YOUR GOAL
Reproduce every line of the following data verbatim, leaving out the picture.

RECORDS FOR THE TASK
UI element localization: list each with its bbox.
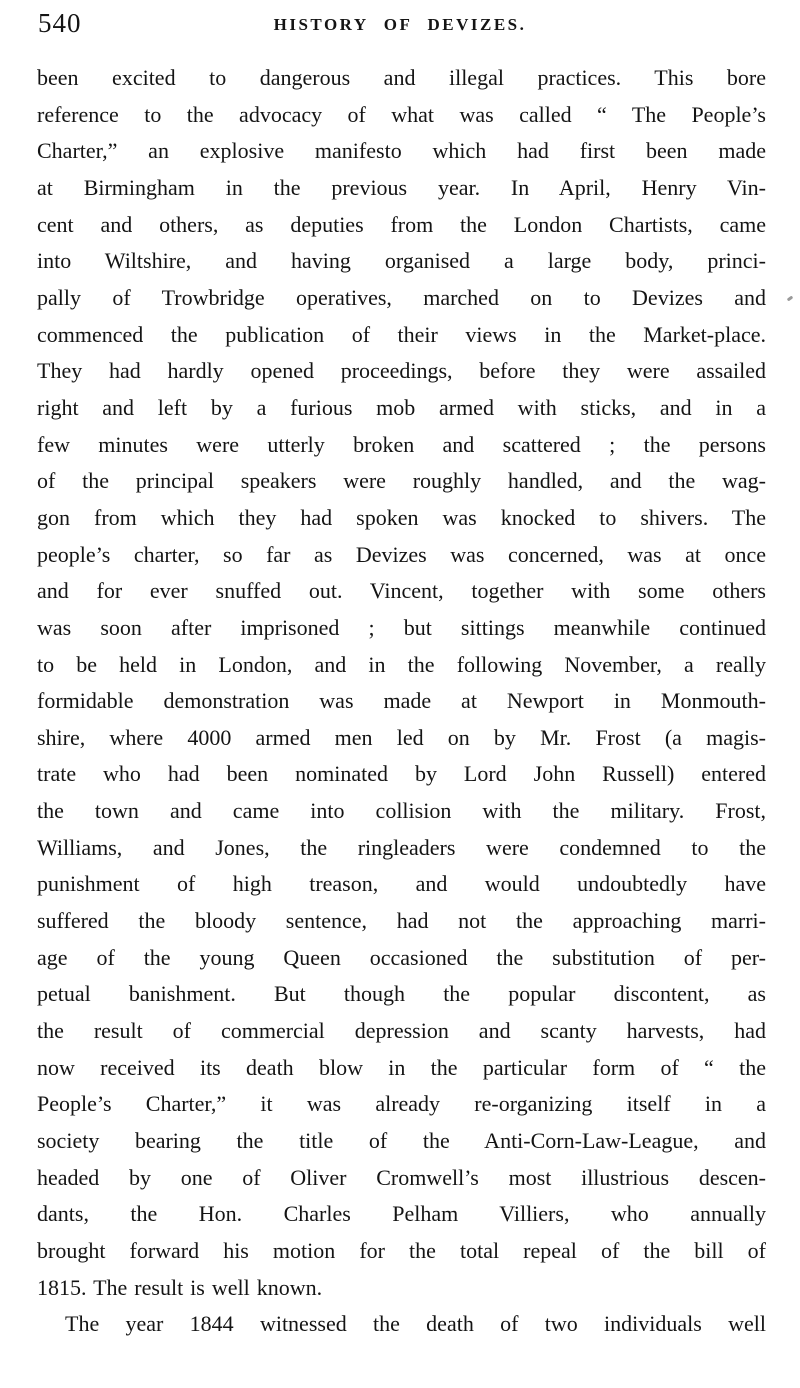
text-line: the town and came into collision with the military. Frost, [37,798,766,824]
text-line: 1815. The result is well known. [37,1274,323,1300]
text-line: cent and others, as deputies from the London Chartists, came [37,211,766,237]
page-number: 540 [38,8,82,38]
text-line: They had hardly opened proceedings, before they were assailed [37,358,766,384]
page-header [0,6,800,46]
text-line: of the principal speakers were roughly handled, and the wag- [37,468,766,494]
text-line: gon from which they had spoken was knocked to shivers. The [37,504,766,530]
text-line: been excited to dangerous and illegal practices. This bore [37,65,766,90]
page-body [37,60,766,1343]
text-line: was soon after imprisoned ; but sittings meanwhile continued [37,614,766,640]
text-line: and for ever snuffed out. Vincent, together with some others [37,578,766,604]
text-line: Charter,” an explosive manifesto which had first been made [37,138,766,164]
scan-speck-artifact [787,296,794,302]
text-line: reference to the advocacy of what was called “ The People’s [37,101,766,127]
text-line: shire, where 4000 armed men led on by Mr. Frost (a magis- [37,724,766,750]
text-line: headed by one of Oliver Cromwell’s most illustrious descen- [37,1164,766,1190]
text-line: right and left by a furious mob armed with sticks, and in a [37,394,766,420]
text-line: to be held in London, and in the following November, a really [37,651,766,677]
text-line: into Wiltshire, and having organised a large body, princi- [37,248,766,274]
text-line: society bearing the title of the Anti-Corn-Law-League, and [37,1128,766,1154]
text-line: Williams, and Jones, the ringleaders were condemned to the [37,834,766,860]
text-line: dants, the Hon. Charles Pelham Villiers, who annually [37,1201,766,1227]
text-line: few minutes were utterly broken and scattered ; the persons [37,431,766,457]
text-line: at Birmingham in the previous year. In April, Henry Vin- [37,174,766,200]
text-line: petual banishment. But though the popular discontent, as [37,981,766,1007]
text-line: brought forward his motion for the total repeal of the bill of [37,1238,766,1263]
text-line: age of the young Queen occasioned the substitution of per- [37,944,766,970]
text-line: punishment of high treason, and would undoubtedly have [37,871,766,897]
text-line: now received its death blow in the particular form of “ the [37,1054,766,1080]
text-line: formidable demonstration was made at Newport in Monmouth- [37,688,766,714]
text-line: people’s charter, so far as Devizes was concerned, was at once [37,541,766,567]
text-line: commenced the publication of their views in the Market-place. [37,321,766,347]
text-line: The year 1844 witnessed the death of two individuals well [65,1311,766,1337]
text-line: pally of Trowbridge operatives, marched on to Devizes and [37,284,766,310]
text-line: suffered the bloody sentence, had not the approaching marri- [37,908,766,934]
text-line: trate who had been nominated by Lord John Russell) entered [37,761,766,787]
running-title: HISTORY OF DEVIZES. [273,15,527,34]
text-line: People’s Charter,” it was already re-organizing itself in a [37,1091,766,1117]
text-line: the result of commercial depression and scanty harvests, had [37,1018,766,1044]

TASK OUTPUT
UI element localization: list each with its bbox.
text-line: the town and came into collision with the military. Frost, [37,798,766,824]
text-line: 1815. The result is well known. [37,1274,323,1300]
text-line: cent and others, as deputies from the London Chartists, came [37,211,766,237]
page-number: 540 [38,8,82,38]
text-line: They had hardly opened proceedings, before they were assailed [37,358,766,384]
page-header [0,6,800,46]
text-line: of the principal speakers were roughly handled, and the wag- [37,468,766,494]
text-line: gon from which they had spoken was knocked to shivers. The [37,504,766,530]
text-line: been excited to dangerous and illegal practices. This bore [37,65,766,90]
page-body [37,60,766,1343]
text-line: was soon after imprisoned ; but sittings meanwhile continued [37,614,766,640]
text-line: and for ever snuffed out. Vincent, together with some others [37,578,766,604]
text-line: Charter,” an explosive manifesto which had first been made [37,138,766,164]
scan-speck-artifact [787,296,794,302]
text-line: reference to the advocacy of what was called “ The People’s [37,101,766,127]
text-line: shire, where 4000 armed men led on by Mr. Frost (a magis- [37,724,766,750]
text-line: headed by one of Oliver Cromwell’s most illustrious descen- [37,1164,766,1190]
text-line: right and left by a furious mob armed with sticks, and in a [37,394,766,420]
text-line: to be held in London, and in the following November, a really [37,651,766,677]
text-line: into Wiltshire, and having organised a large body, princi- [37,248,766,274]
text-line: society bearing the title of the Anti-Corn-Law-League, and [37,1128,766,1154]
text-line: Williams, and Jones, the ringleaders were condemned to the [37,834,766,860]
text-line: dants, the Hon. Charles Pelham Villiers, who annually [37,1201,766,1227]
text-line: few minutes were utterly broken and scattered ; the persons [37,431,766,457]
text-line: at Birmingham in the previous year. In April, Henry Vin- [37,174,766,200]
text-line: petual banishment. But though the popular discontent, as [37,981,766,1007]
text-line: brought forward his motion for the total repeal of the bill of [37,1238,766,1263]
text-line: age of the young Queen occasioned the substitution of per- [37,944,766,970]
text-line: punishment of high treason, and would undoubtedly have [37,871,766,897]
text-line: now received its death blow in the particular form of “ the [37,1054,766,1080]
text-line: formidable demonstration was made at Newport in Monmouth- [37,688,766,714]
text-line: people’s charter, so far as Devizes was concerned, was at once [37,541,766,567]
text-line: commenced the publication of their views in the Market-place. [37,321,766,347]
text-line: The year 1844 witnessed the death of two individuals well [65,1311,766,1337]
text-line: pally of Trowbridge operatives, marched on to Devizes and [37,284,766,310]
text-line: suffered the bloody sentence, had not the approaching marri- [37,908,766,934]
text-line: trate who had been nominated by Lord John Russell) entered [37,761,766,787]
running-title: HISTORY OF DEVIZES. [273,15,527,34]
text-line: People’s Charter,” it was already re-organizing itself in a [37,1091,766,1117]
text-line: the result of commercial depression and scanty harvests, had [37,1018,766,1044]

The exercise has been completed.